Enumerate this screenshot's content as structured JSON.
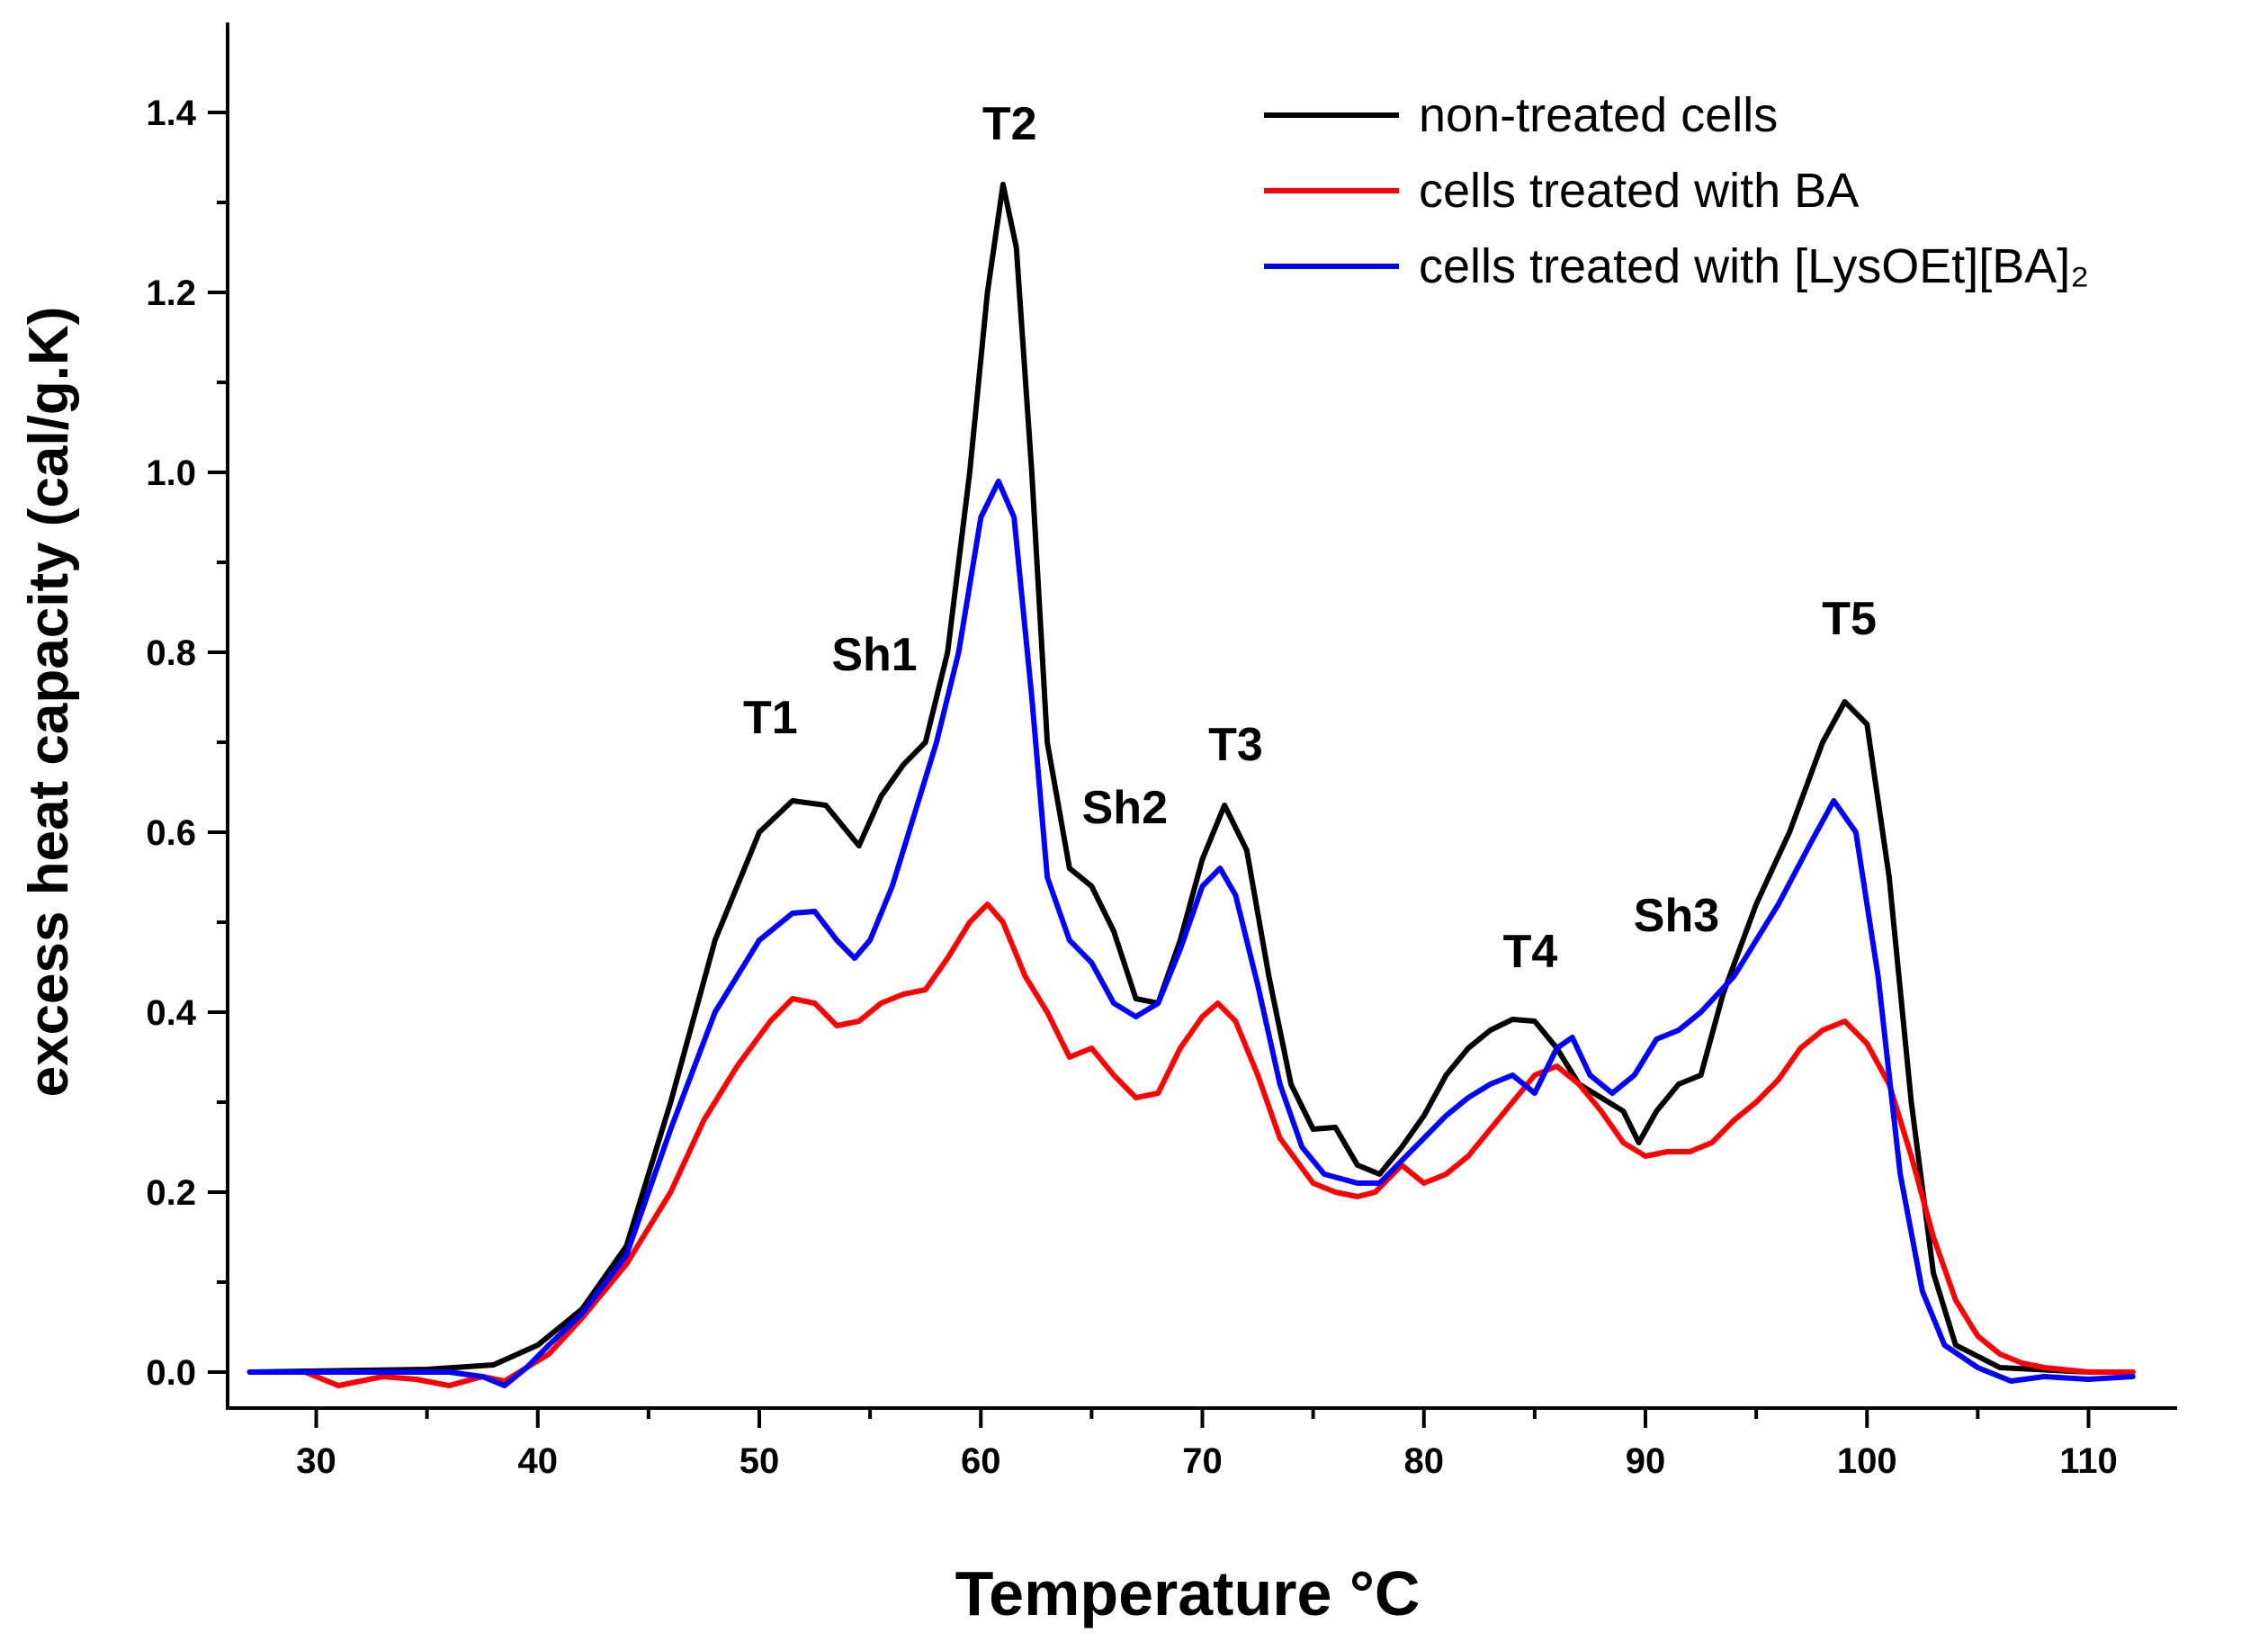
{
  "chart_data": {
    "type": "line",
    "title": "",
    "xlabel": "Temperature °C",
    "ylabel": "excess heat capacity (cal/g.K)",
    "xlim": [
      26,
      114
    ],
    "ylim": [
      -0.04,
      1.5
    ],
    "x_ticks": [
      30,
      40,
      50,
      60,
      70,
      80,
      90,
      100,
      110
    ],
    "x_tick_labels": [
      "30",
      "40",
      "50",
      "60",
      "70",
      "80",
      "90",
      "100",
      "110"
    ],
    "y_ticks": [
      0.0,
      0.2,
      0.4,
      0.6,
      0.8,
      1.0,
      1.2,
      1.4
    ],
    "y_tick_labels": [
      "0.0",
      "0.2",
      "0.4",
      "0.6",
      "0.8",
      "1.0",
      "1.2",
      "1.4"
    ],
    "grid": false,
    "legend_position": "top-right",
    "series": [
      {
        "name": "non-treated cells",
        "color": "#000000",
        "points": [
          [
            27,
            0
          ],
          [
            35,
            0.003
          ],
          [
            38,
            0.008
          ],
          [
            40,
            0.03
          ],
          [
            42,
            0.07
          ],
          [
            44,
            0.14
          ],
          [
            46,
            0.3
          ],
          [
            48,
            0.48
          ],
          [
            50,
            0.6
          ],
          [
            51.5,
            0.635
          ],
          [
            53,
            0.63
          ],
          [
            54.5,
            0.585
          ],
          [
            55.5,
            0.64
          ],
          [
            56.5,
            0.675
          ],
          [
            57.5,
            0.7
          ],
          [
            58.5,
            0.8
          ],
          [
            59.5,
            1.0
          ],
          [
            60.3,
            1.2
          ],
          [
            61,
            1.32
          ],
          [
            61.6,
            1.25
          ],
          [
            62.3,
            1.0
          ],
          [
            63,
            0.7
          ],
          [
            64,
            0.56
          ],
          [
            65,
            0.54
          ],
          [
            66,
            0.49
          ],
          [
            67,
            0.415
          ],
          [
            68,
            0.41
          ],
          [
            69,
            0.48
          ],
          [
            70,
            0.57
          ],
          [
            71,
            0.63
          ],
          [
            72,
            0.58
          ],
          [
            73,
            0.44
          ],
          [
            74,
            0.32
          ],
          [
            75,
            0.27
          ],
          [
            76,
            0.272
          ],
          [
            77,
            0.23
          ],
          [
            78,
            0.22
          ],
          [
            79,
            0.25
          ],
          [
            80,
            0.285
          ],
          [
            81,
            0.33
          ],
          [
            82,
            0.36
          ],
          [
            83,
            0.38
          ],
          [
            84,
            0.392
          ],
          [
            85,
            0.39
          ],
          [
            86,
            0.36
          ],
          [
            87,
            0.32
          ],
          [
            88,
            0.305
          ],
          [
            89,
            0.29
          ],
          [
            89.7,
            0.255
          ],
          [
            90.5,
            0.29
          ],
          [
            91.5,
            0.32
          ],
          [
            92.5,
            0.33
          ],
          [
            93.5,
            0.42
          ],
          [
            95,
            0.52
          ],
          [
            96.5,
            0.6
          ],
          [
            98,
            0.7
          ],
          [
            99,
            0.745
          ],
          [
            100,
            0.72
          ],
          [
            101,
            0.55
          ],
          [
            102,
            0.3
          ],
          [
            103,
            0.11
          ],
          [
            104,
            0.03
          ],
          [
            106,
            0.005
          ],
          [
            110,
            0
          ],
          [
            112,
            0
          ]
        ]
      },
      {
        "name": "cells treated with BA",
        "color": "#ff0000",
        "points": [
          [
            27,
            0
          ],
          [
            29.5,
            0
          ],
          [
            31,
            -0.015
          ],
          [
            33,
            -0.005
          ],
          [
            34.5,
            -0.008
          ],
          [
            36,
            -0.015
          ],
          [
            37.5,
            -0.005
          ],
          [
            38.5,
            -0.01
          ],
          [
            39.5,
            0.005
          ],
          [
            40.5,
            0.02
          ],
          [
            42,
            0.06
          ],
          [
            44,
            0.12
          ],
          [
            46,
            0.2
          ],
          [
            47.5,
            0.28
          ],
          [
            49,
            0.34
          ],
          [
            50.5,
            0.39
          ],
          [
            51.5,
            0.415
          ],
          [
            52.5,
            0.41
          ],
          [
            53.5,
            0.385
          ],
          [
            54.5,
            0.39
          ],
          [
            55.5,
            0.41
          ],
          [
            56.5,
            0.42
          ],
          [
            57.5,
            0.425
          ],
          [
            58.5,
            0.46
          ],
          [
            59.5,
            0.5
          ],
          [
            60.3,
            0.52
          ],
          [
            61,
            0.5
          ],
          [
            62,
            0.44
          ],
          [
            63,
            0.4
          ],
          [
            64,
            0.35
          ],
          [
            65,
            0.36
          ],
          [
            66,
            0.33
          ],
          [
            67,
            0.305
          ],
          [
            68,
            0.31
          ],
          [
            69,
            0.36
          ],
          [
            70,
            0.395
          ],
          [
            70.7,
            0.41
          ],
          [
            71.5,
            0.39
          ],
          [
            72.5,
            0.33
          ],
          [
            73.5,
            0.26
          ],
          [
            75,
            0.21
          ],
          [
            76,
            0.2
          ],
          [
            77,
            0.195
          ],
          [
            77.8,
            0.2
          ],
          [
            79,
            0.23
          ],
          [
            80,
            0.21
          ],
          [
            81,
            0.22
          ],
          [
            82,
            0.24
          ],
          [
            83,
            0.27
          ],
          [
            84,
            0.3
          ],
          [
            85,
            0.33
          ],
          [
            86,
            0.34
          ],
          [
            87,
            0.32
          ],
          [
            88,
            0.29
          ],
          [
            89,
            0.255
          ],
          [
            90,
            0.24
          ],
          [
            91,
            0.245
          ],
          [
            92,
            0.245
          ],
          [
            93,
            0.255
          ],
          [
            94,
            0.28
          ],
          [
            95,
            0.3
          ],
          [
            96,
            0.325
          ],
          [
            97,
            0.36
          ],
          [
            98,
            0.38
          ],
          [
            99,
            0.39
          ],
          [
            100,
            0.365
          ],
          [
            101,
            0.32
          ],
          [
            102,
            0.24
          ],
          [
            103,
            0.15
          ],
          [
            104,
            0.08
          ],
          [
            105,
            0.04
          ],
          [
            106,
            0.02
          ],
          [
            107,
            0.01
          ],
          [
            108,
            0.005
          ],
          [
            110,
            0
          ],
          [
            112,
            0
          ]
        ]
      },
      {
        "name": "cells treated with [LysOEt][BA]₂",
        "color": "#0000ff",
        "points": [
          [
            27,
            0
          ],
          [
            36,
            0
          ],
          [
            37.5,
            -0.005
          ],
          [
            38.5,
            -0.015
          ],
          [
            39.5,
            0.005
          ],
          [
            40.5,
            0.03
          ],
          [
            42,
            0.065
          ],
          [
            44,
            0.13
          ],
          [
            46,
            0.27
          ],
          [
            48,
            0.4
          ],
          [
            50,
            0.48
          ],
          [
            51.5,
            0.51
          ],
          [
            52.5,
            0.512
          ],
          [
            53.5,
            0.48
          ],
          [
            54.3,
            0.46
          ],
          [
            55,
            0.48
          ],
          [
            56,
            0.54
          ],
          [
            57,
            0.62
          ],
          [
            58,
            0.7
          ],
          [
            59,
            0.8
          ],
          [
            60,
            0.95
          ],
          [
            60.8,
            0.99
          ],
          [
            61.5,
            0.95
          ],
          [
            62.3,
            0.75
          ],
          [
            63,
            0.55
          ],
          [
            64,
            0.48
          ],
          [
            65,
            0.455
          ],
          [
            66,
            0.41
          ],
          [
            67,
            0.395
          ],
          [
            68,
            0.41
          ],
          [
            69,
            0.47
          ],
          [
            70,
            0.54
          ],
          [
            70.8,
            0.56
          ],
          [
            71.5,
            0.53
          ],
          [
            72.5,
            0.43
          ],
          [
            73.5,
            0.32
          ],
          [
            74.5,
            0.25
          ],
          [
            75.5,
            0.22
          ],
          [
            77,
            0.21
          ],
          [
            78,
            0.21
          ],
          [
            79,
            0.235
          ],
          [
            80,
            0.26
          ],
          [
            81,
            0.285
          ],
          [
            82,
            0.305
          ],
          [
            83,
            0.32
          ],
          [
            84,
            0.33
          ],
          [
            85,
            0.31
          ],
          [
            86,
            0.36
          ],
          [
            86.7,
            0.372
          ],
          [
            87.5,
            0.33
          ],
          [
            88.5,
            0.31
          ],
          [
            89.5,
            0.33
          ],
          [
            90.5,
            0.37
          ],
          [
            91.5,
            0.38
          ],
          [
            92.5,
            0.4
          ],
          [
            94,
            0.44
          ],
          [
            96,
            0.52
          ],
          [
            97.5,
            0.59
          ],
          [
            98.5,
            0.635
          ],
          [
            99.5,
            0.6
          ],
          [
            100.5,
            0.44
          ],
          [
            101.5,
            0.22
          ],
          [
            102.5,
            0.09
          ],
          [
            103.5,
            0.03
          ],
          [
            105,
            0.005
          ],
          [
            106.5,
            -0.01
          ],
          [
            108,
            -0.005
          ],
          [
            110,
            -0.008
          ],
          [
            112,
            -0.005
          ]
        ]
      }
    ],
    "annotations": [
      {
        "text": "T1",
        "x": 50.5,
        "y": 0.71
      },
      {
        "text": "Sh1",
        "x": 55.2,
        "y": 0.78
      },
      {
        "text": "T2",
        "x": 61.3,
        "y": 1.37
      },
      {
        "text": "Sh2",
        "x": 66.5,
        "y": 0.61
      },
      {
        "text": "T3",
        "x": 71.5,
        "y": 0.68
      },
      {
        "text": "T4",
        "x": 84.8,
        "y": 0.45
      },
      {
        "text": "Sh3",
        "x": 91.4,
        "y": 0.49
      },
      {
        "text": "T5",
        "x": 99.2,
        "y": 0.82
      }
    ]
  }
}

▶ [Assignment]
Which of the lines above mention the word "treated"? Pull those lines out.

▶ [Solution for this task]
        "name": "non-treated cells",
        "name": "cells treated with BA",
        "name": "cells treated with [LysOEt][BA]₂",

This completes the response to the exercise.